### INFORMATION GIVEN
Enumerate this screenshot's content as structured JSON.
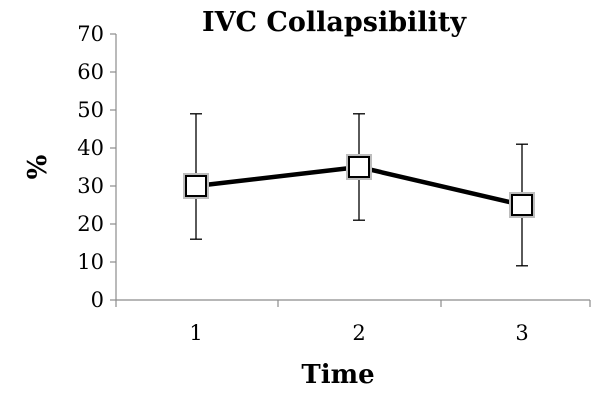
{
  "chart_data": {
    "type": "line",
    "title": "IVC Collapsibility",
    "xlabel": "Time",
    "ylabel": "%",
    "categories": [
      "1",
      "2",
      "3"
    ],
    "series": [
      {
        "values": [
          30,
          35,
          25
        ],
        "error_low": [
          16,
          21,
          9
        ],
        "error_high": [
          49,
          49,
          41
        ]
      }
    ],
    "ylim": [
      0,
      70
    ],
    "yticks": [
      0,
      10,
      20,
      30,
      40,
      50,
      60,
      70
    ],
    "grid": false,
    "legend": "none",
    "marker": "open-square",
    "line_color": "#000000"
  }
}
######
Leaving out the pictures, repeat the data above exactly.

Enumerate this screenshot's content as structured JSON.
{
  "chart_data": {
    "type": "line",
    "title": "IVC Collapsibility",
    "xlabel": "Time",
    "ylabel": "%",
    "categories": [
      "1",
      "2",
      "3"
    ],
    "series": [
      {
        "values": [
          30,
          35,
          25
        ],
        "error_low": [
          16,
          21,
          9
        ],
        "error_high": [
          49,
          49,
          41
        ]
      }
    ],
    "ylim": [
      0,
      70
    ],
    "yticks": [
      0,
      10,
      20,
      30,
      40,
      50,
      60,
      70
    ],
    "grid": false,
    "legend": "none",
    "marker": "open-square",
    "line_color": "#000000"
  }
}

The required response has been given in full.